DATA PROVIDED start

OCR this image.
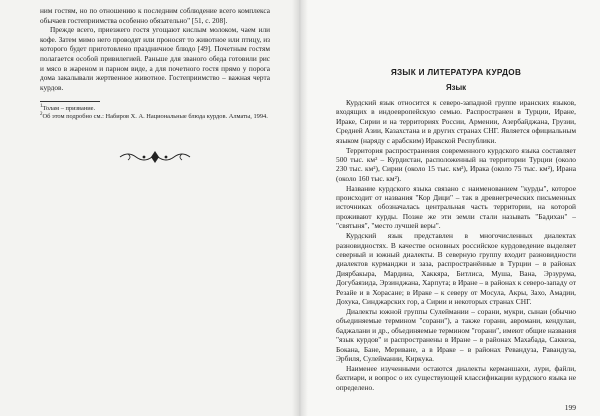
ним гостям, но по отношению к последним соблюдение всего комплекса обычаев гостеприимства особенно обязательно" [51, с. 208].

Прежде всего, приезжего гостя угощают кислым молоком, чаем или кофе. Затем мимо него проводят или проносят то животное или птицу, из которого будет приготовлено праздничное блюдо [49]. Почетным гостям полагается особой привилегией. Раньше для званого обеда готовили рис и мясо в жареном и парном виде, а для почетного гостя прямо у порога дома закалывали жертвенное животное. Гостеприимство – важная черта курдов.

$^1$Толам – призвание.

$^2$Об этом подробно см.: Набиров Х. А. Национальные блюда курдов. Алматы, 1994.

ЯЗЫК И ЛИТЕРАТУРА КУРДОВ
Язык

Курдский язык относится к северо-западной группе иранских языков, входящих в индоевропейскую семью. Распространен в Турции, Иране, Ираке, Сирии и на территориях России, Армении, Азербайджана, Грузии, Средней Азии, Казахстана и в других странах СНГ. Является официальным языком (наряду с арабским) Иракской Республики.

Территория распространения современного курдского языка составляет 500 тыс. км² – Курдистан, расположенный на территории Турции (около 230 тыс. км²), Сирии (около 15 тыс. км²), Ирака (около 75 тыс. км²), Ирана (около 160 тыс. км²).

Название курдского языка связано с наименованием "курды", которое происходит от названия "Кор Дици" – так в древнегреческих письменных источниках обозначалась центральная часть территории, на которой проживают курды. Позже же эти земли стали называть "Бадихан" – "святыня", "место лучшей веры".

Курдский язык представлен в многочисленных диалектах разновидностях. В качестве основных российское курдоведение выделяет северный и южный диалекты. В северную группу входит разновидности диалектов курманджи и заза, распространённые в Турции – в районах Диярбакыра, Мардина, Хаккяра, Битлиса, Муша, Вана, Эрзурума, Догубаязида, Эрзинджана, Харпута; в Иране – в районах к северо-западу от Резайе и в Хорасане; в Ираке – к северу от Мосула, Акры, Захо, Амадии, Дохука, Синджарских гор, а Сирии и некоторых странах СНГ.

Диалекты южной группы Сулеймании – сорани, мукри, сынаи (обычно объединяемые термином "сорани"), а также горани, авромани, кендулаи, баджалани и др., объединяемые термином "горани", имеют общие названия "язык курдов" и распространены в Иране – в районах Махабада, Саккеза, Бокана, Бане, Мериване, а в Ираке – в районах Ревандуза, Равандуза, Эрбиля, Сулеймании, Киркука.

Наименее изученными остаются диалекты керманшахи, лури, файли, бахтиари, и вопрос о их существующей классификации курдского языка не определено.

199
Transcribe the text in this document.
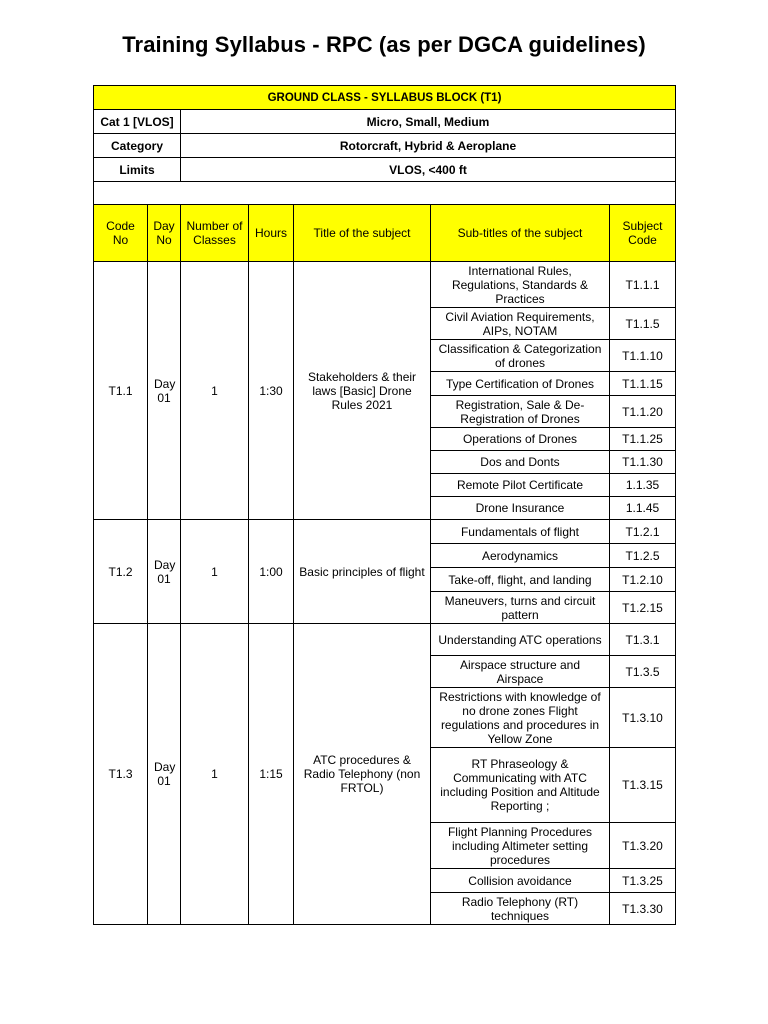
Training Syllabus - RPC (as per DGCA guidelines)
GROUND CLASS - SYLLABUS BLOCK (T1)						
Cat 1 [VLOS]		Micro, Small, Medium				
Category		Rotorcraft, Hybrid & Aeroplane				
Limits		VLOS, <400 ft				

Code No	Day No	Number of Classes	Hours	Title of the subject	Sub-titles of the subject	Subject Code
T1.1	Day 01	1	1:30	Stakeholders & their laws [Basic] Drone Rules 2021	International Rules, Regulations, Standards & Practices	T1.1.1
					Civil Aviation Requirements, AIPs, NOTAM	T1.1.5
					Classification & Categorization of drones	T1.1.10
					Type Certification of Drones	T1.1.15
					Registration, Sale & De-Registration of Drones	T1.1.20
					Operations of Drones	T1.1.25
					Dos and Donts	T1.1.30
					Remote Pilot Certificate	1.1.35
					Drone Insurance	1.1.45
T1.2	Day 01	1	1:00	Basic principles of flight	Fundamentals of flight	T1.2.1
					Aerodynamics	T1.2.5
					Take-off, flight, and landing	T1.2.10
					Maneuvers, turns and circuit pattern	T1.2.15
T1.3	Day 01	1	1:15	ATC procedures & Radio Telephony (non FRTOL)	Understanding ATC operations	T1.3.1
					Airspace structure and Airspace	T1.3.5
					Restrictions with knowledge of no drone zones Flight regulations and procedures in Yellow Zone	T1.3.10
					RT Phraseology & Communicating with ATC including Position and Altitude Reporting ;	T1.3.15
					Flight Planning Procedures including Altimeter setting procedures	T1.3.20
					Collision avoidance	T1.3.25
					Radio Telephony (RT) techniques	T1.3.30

DATA PROVIDED end

Look through the records and gather every line containing "районах".

ANSWER TO THE EXERCISE:
Курдский язык представлен в многочисленных диалектах разновидностях. В качестве основных российское курдоведение выделяет северный и южный диалекты. В северную группу входит разновидности диалектов курманджи и заза, распространённые в Турции – в районах Диярбакыра, Мардина, Хаккяра, Битлиса, Муша, Вана, Эрзурума, Догубаязида, Эрзинджана, Харпута; в Иране – в районах к северо-западу от Резайе и в Хорасане; в Ираке – к северу от Мосула, Акры, Захо, Амадии, Дохука, Синджарских гор, а Сирии и некоторых странах СНГ.
Диалекты южной группы Сулеймании – сорани, мукри, сынаи (обычно объединяемые термином "сорани"), а также горани, авромани, кендулаи, баджалани и др., объединяемые термином "горани", имеют общие названия "язык курдов" и распространены в Иране – в районах Махабада, Саккеза, Бокана, Бане, Мериване, а в Ираке – в районах Ревандуза, Равандуза, Эрбиля, Сулеймании, Киркука.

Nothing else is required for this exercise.